[Data entries]
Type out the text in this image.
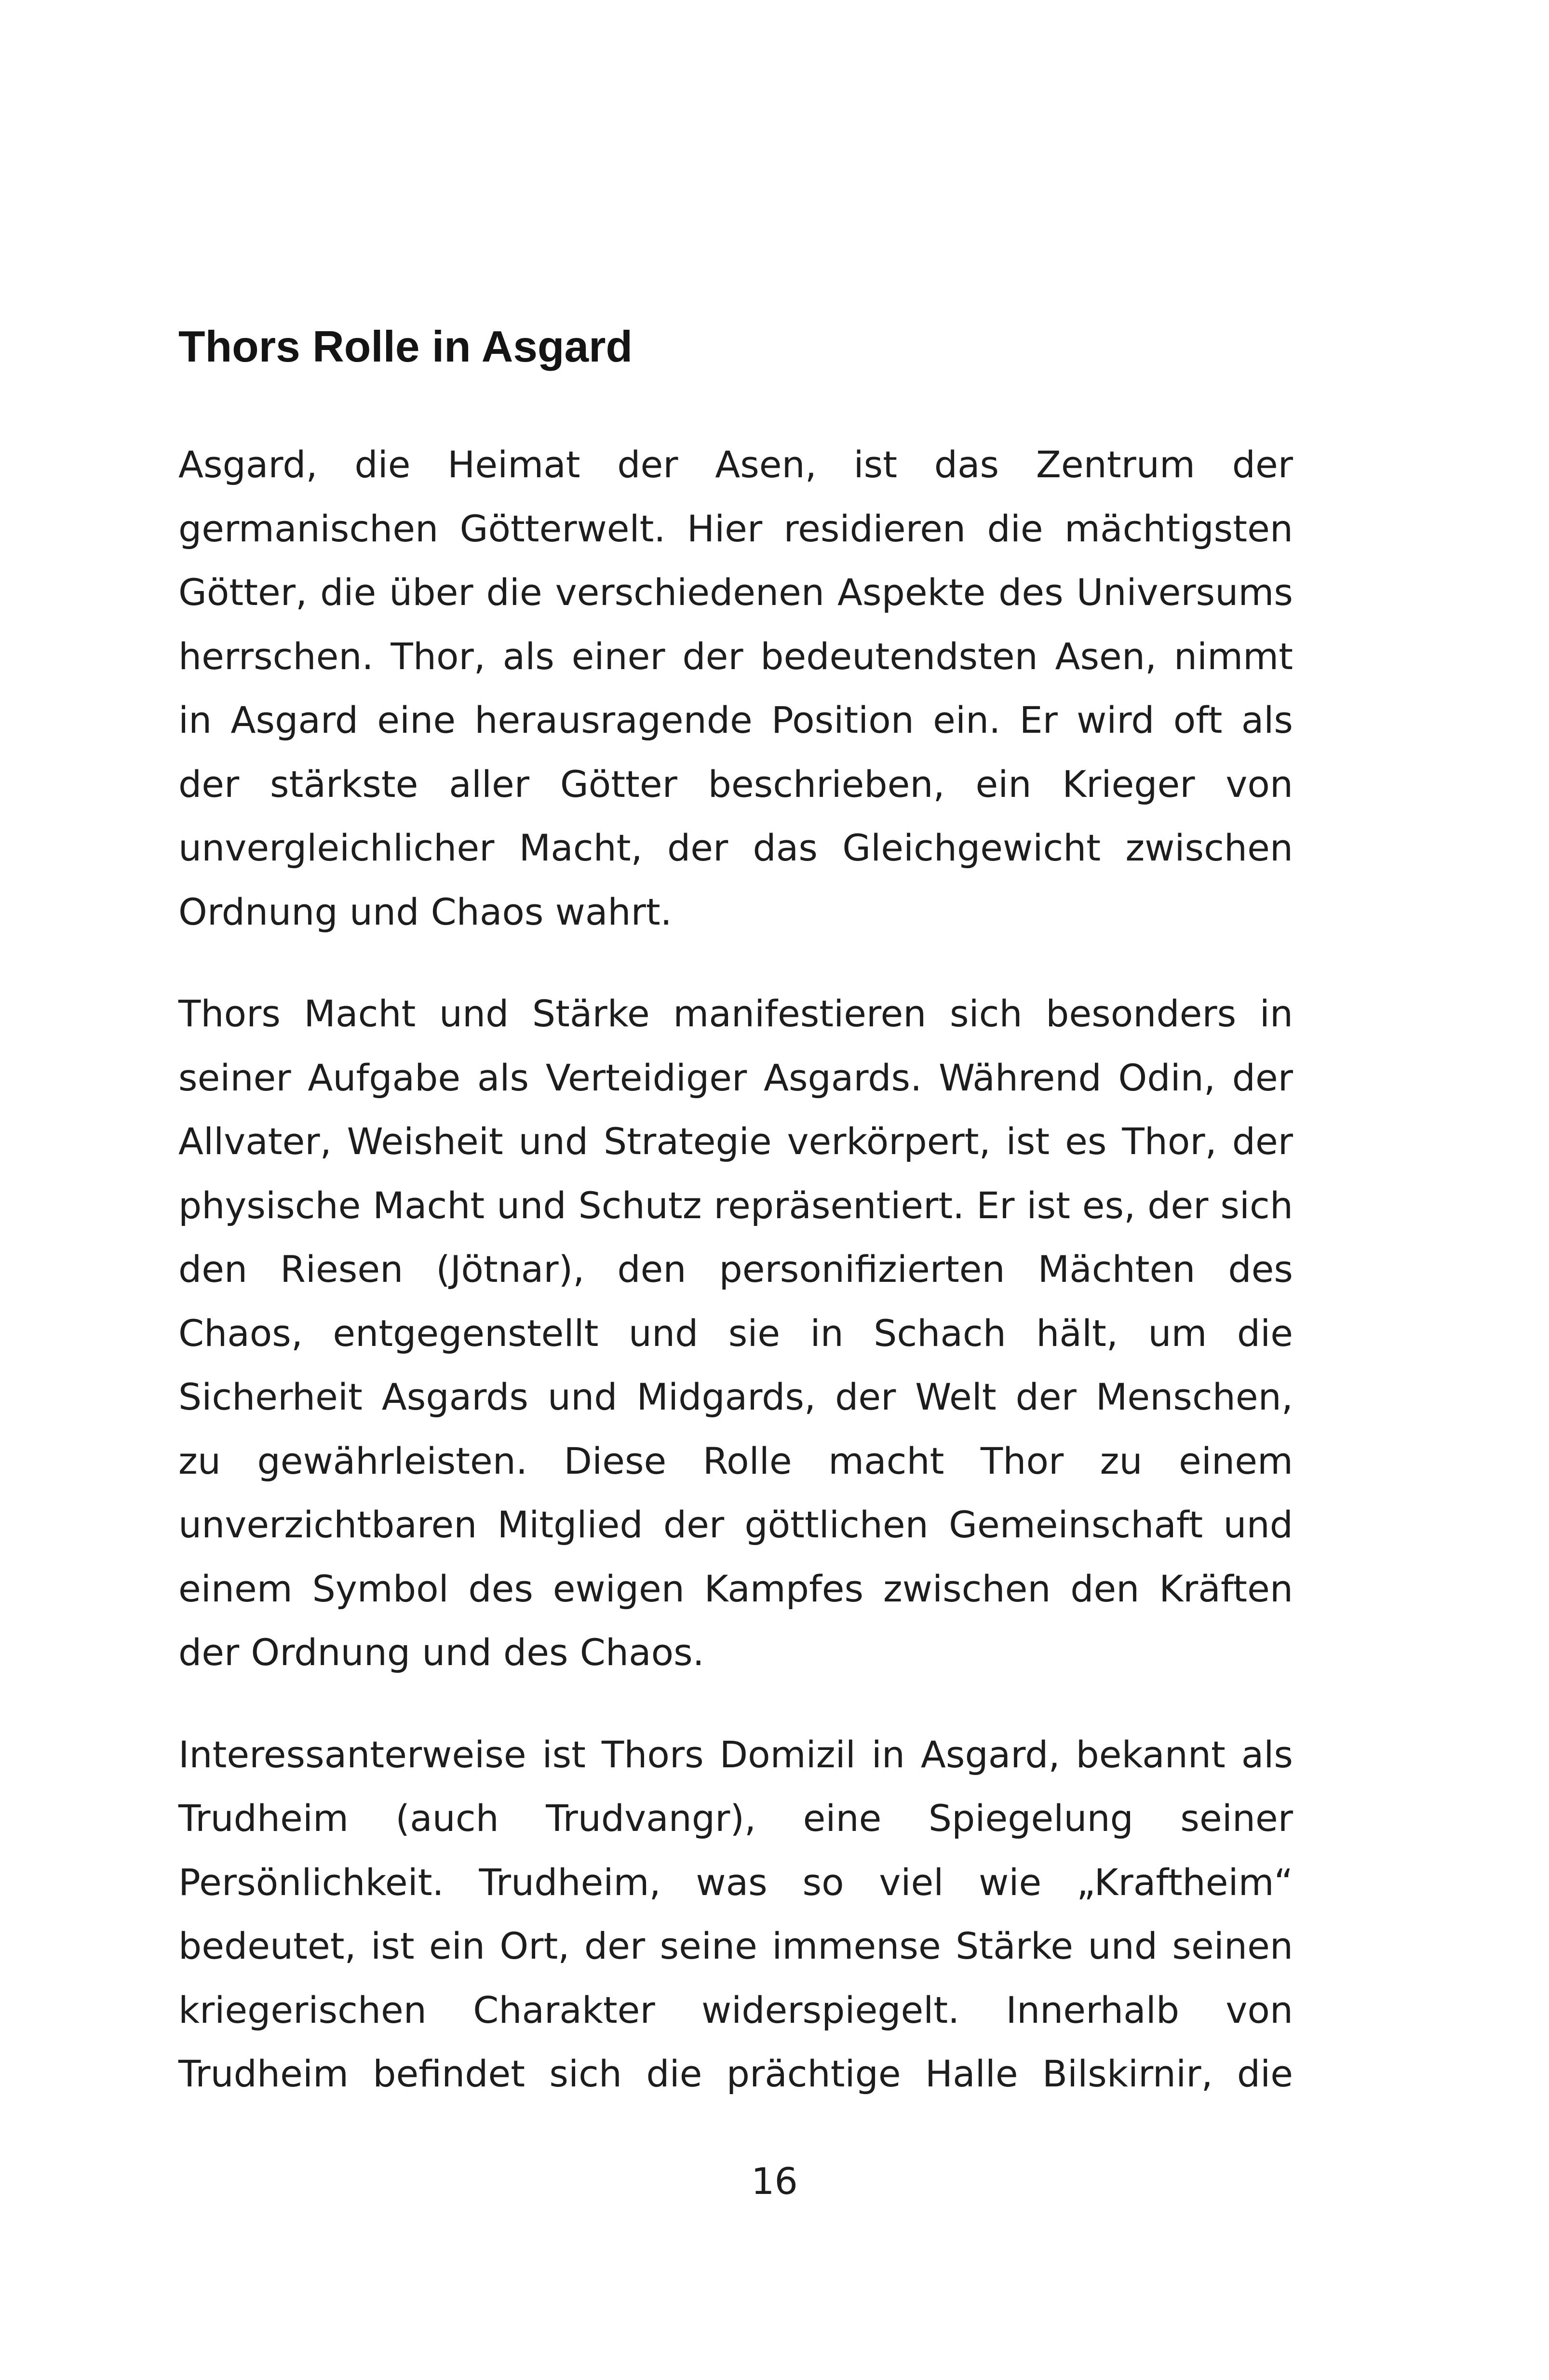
Thors Rolle in Asgard

Asgard, die Heimat der Asen, ist das Zentrum der germanischen Götterwelt. Hier residieren die mächtigsten Götter, die über die verschiedenen Aspekte des Universums herrschen. Thor, als einer der bedeutendsten Asen, nimmt in Asgard eine herausragende Position ein. Er wird oft als der stärkste aller Götter beschrieben, ein Krieger von unvergleichlicher Macht, der das Gleichgewicht zwischen Ordnung und Chaos wahrt.

Thors Macht und Stärke manifestieren sich besonders in seiner Aufgabe als Verteidiger Asgards. Während Odin, der Allvater, Weisheit und Strategie verkörpert, ist es Thor, der physische Macht und Schutz repräsentiert. Er ist es, der sich den Riesen (Jötnar), den personifizierten Mächten des Chaos, entgegenstellt und sie in Schach hält, um die Sicherheit Asgards und Midgards, der Welt der Menschen, zu gewährleisten. Diese Rolle macht Thor zu einem unverzichtbaren Mitglied der göttlichen Gemeinschaft und einem Symbol des ewigen Kampfes zwischen den Kräften der Ordnung und des Chaos.

Interessanterweise ist Thors Domizil in Asgard, bekannt als Trudheim (auch Trudvangr), eine Spiegelung seiner Persönlichkeit. Trudheim, was so viel wie „Kraftheim“ bedeutet, ist ein Ort, der seine immense Stärke und seinen kriegerischen Charakter widerspiegelt. Innerhalb von Trudheim befindet sich die prächtige Halle Bilskirnir, die

16
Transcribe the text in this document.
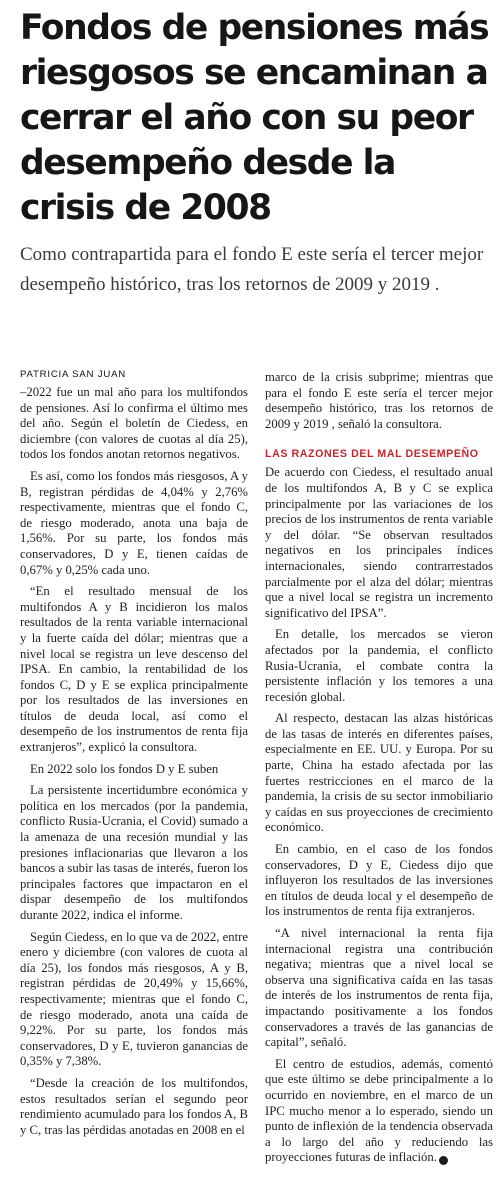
Fondos de pensiones más
riesgosos se encaminan a
cerrar el año con su peor
desempeño desde la
crisis de 2008
Como contrapartida para el fondo E este sería el tercer mejor
desempeño histórico, tras los retornos de 2009 y 2019 .
PATRICIA SAN JUAN

–2022 fue un mal año para los multifondos de pensiones. Así lo confirma el último mes del año. Según el boletín de Ciedess, en diciembre (con valores de cuotas al día 25), todos los fondos anotan retornos negativos.

Es así, como los fondos más riesgosos, A y B, registran pérdidas de 4,04% y 2,76% respectivamente, mientras que el fondo C, de riesgo moderado, anota una baja de 1,56%. Por su parte, los fondos más conservadores, D y E, tienen caídas de 0,67% y 0,25% cada uno.

“En el resultado mensual de los multifondos A y B incidieron los malos resultados de la renta variable internacional y la fuerte caída del dólar; mientras que a nivel local se registra un leve descenso del IPSA. En cambio, la rentabilidad de los fondos C, D y E se explica principalmente por los resultados de las inversiones en títulos de deuda local, así como el desempeño de los instrumentos de renta fija extranjeros”, explicó la consultora.

En 2022 solo los fondos D y E suben

La persistente incertidumbre económica y política en los mercados (por la pandemia, conflicto Rusia-Ucrania, el Covid) sumado a la amenaza de una recesión mundial y las presiones inflacionarias que llevaron a los bancos a subir las tasas de interés, fueron los principales factores que impactaron en el dispar desempeño de los multifondos durante 2022, indica el informe.

Según Ciedess, en lo que va de 2022, entre enero y diciembre (con valores de cuota al día 25), los fondos más riesgosos, A y B, registran pérdidas de 20,49% y 15,66%, respectivamente; mientras que el fondo C, de riesgo moderado, anota una caída de 9,22%. Por su parte, los fondos más conservadores, D y E, tuvieron ganancias de 0,35% y 7,38%.

“Desde la creación de los multifondos, estos resultados serían el segundo peor rendimiento acumulado para los fondos A, B y C, tras las pérdidas anotadas en 2008 en el

marco de la crisis subprime; mientras que para el fondo E este sería el tercer mejor desempeño histórico, tras los retornos de 2009 y 2019 , señaló la consultora.

LAS RAZONES DEL MAL DESEMPEÑO

De acuerdo con Ciedess, el resultado anual de los multifondos A, B y C se explica principalmente por las variaciones de los precios de los instrumentos de renta variable y del dólar. “Se observan resultados negativos en los principales índices internacionales, siendo contrarrestados parcialmente por el alza del dólar; mientras que a nivel local se registra un incremento significativo del IPSA”.

En detalle, los mercados se vieron afectados por la pandemia, el conflicto Rusia-Ucrania, el combate contra la persistente inflación y los temores a una recesión global.

Al respecto, destacan las alzas históricas de las tasas de interés en diferentes países, especialmente en EE. UU. y Europa. Por su parte, China ha estado afectada por las fuertes restricciones en el marco de la pandemia, la crisis de su sector inmobiliario y caídas en sus proyecciones de crecimiento económico.

En cambio, en el caso de los fondos conservadores, D y E, Ciedess dijo que influyeron los resultados de las inversiones en títulos de deuda local y el desempeño de los instrumentos de renta fija extranjeros.

“A nivel internacional la renta fija internacional registra una contribución negativa; mientras que a nivel local se observa una significativa caída en las tasas de interés de los instrumentos de renta fija, impactando positivamente a los fondos conservadores a través de las ganancias de capital”, señaló.

El centro de estudios, además, comentó que este último se debe principalmente a lo ocurrido en noviembre, en el marco de un IPC mucho menor a lo esperado, siendo un punto de inflexión de la tendencia observada a lo largo del año y reduciendo las proyecciones futuras de inflación. ✆
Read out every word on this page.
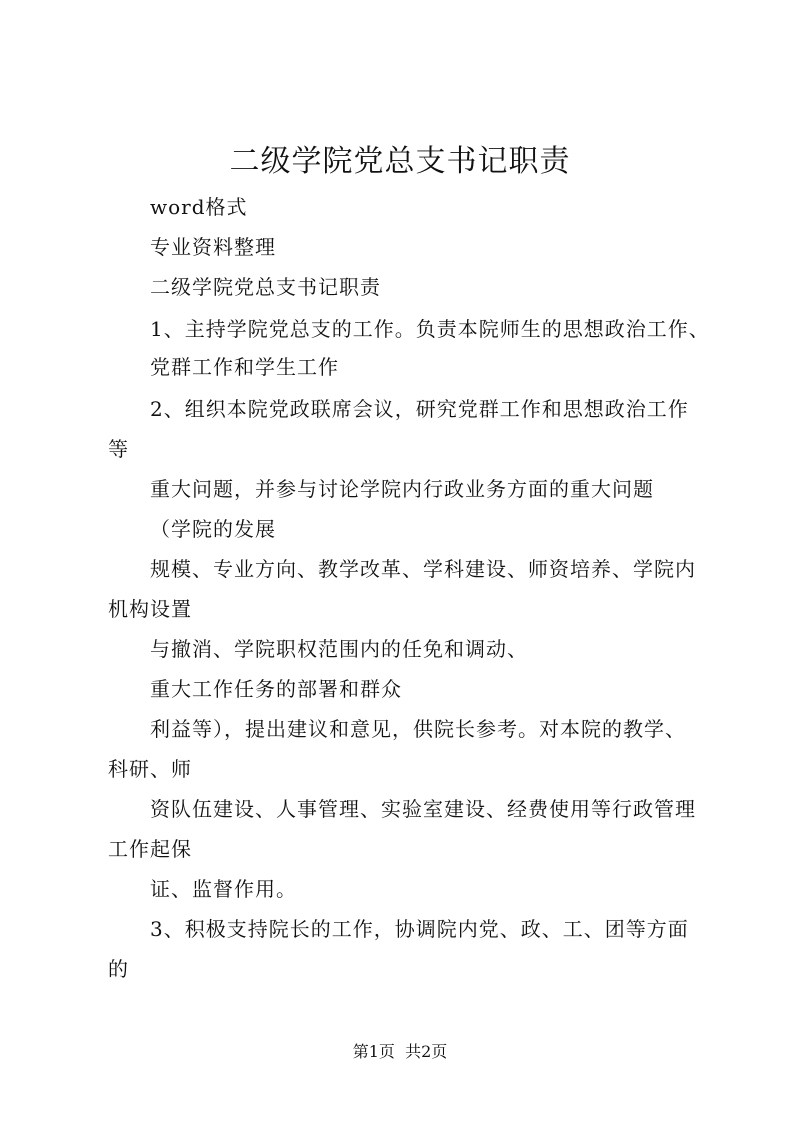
二级学院党总支书记职责

word格式

专业资料整理

二级学院党总支书记职责

1、主持学院党总支的工作。负责本院师生的思想政治工作、

党群工作和学生工作

2、组织本院党政联席会议，研究党群工作和思想政治工作

等

重大问题，并参与讨论学院内行政业务方面的重大问题

（学院的发展

规模、专业方向、教学改革、学科建设、师资培养、学院内

机构设置

与撤消、学院职权范围内的任免和调动、

重大工作任务的部署和群众

利益等），提出建议和意见，供院长参考。对本院的教学、

科研、师

资队伍建设、人事管理、实验室建设、经费使用等行政管理

工作起保

证、监督作用。

3、积极支持院长的工作，协调院内党、政、工、团等方面

的

第1页  共2页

**YOUR TASK**. Looking at the records above, extract only the lines from the one with "Read out every word on this page." through the last line, exactly, with the pictures left out.

**OUTPUT FOR THIS EXERCISE**.
Read out every word on this page.
二级学院党总支书记职责

word格式

专业资料整理

二级学院党总支书记职责

1、主持学院党总支的工作。负责本院师生的思想政治工作、

党群工作和学生工作

2、组织本院党政联席会议，研究党群工作和思想政治工作

等

重大问题，并参与讨论学院内行政业务方面的重大问题

（学院的发展

规模、专业方向、教学改革、学科建设、师资培养、学院内

机构设置

与撤消、学院职权范围内的任免和调动、

重大工作任务的部署和群众

利益等），提出建议和意见，供院长参考。对本院的教学、

科研、师

资队伍建设、人事管理、实验室建设、经费使用等行政管理

工作起保

证、监督作用。

3、积极支持院长的工作，协调院内党、政、工、团等方面

的

第1页  共2页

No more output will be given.